Exercise requirements - In how many lines does the string "name" appear? Answer with the number only.

Data entries -
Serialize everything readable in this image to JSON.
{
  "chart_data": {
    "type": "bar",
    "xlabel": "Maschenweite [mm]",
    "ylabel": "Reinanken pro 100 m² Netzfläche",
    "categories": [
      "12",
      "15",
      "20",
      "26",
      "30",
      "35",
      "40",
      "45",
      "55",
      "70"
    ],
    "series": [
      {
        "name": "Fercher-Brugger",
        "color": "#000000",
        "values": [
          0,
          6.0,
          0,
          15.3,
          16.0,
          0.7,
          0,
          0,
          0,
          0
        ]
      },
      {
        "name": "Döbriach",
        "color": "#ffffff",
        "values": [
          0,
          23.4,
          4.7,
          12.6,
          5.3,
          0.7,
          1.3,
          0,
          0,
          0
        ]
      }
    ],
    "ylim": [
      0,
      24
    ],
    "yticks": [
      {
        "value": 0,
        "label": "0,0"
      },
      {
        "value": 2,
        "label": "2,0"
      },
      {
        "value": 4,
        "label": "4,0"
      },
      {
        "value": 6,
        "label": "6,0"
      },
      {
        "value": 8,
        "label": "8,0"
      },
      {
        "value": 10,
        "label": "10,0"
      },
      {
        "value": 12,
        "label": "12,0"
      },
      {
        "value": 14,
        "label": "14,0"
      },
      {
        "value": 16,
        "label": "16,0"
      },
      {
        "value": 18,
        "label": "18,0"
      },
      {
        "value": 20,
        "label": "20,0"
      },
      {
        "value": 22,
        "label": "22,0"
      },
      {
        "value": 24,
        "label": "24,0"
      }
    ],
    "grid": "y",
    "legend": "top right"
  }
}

Final answer - 2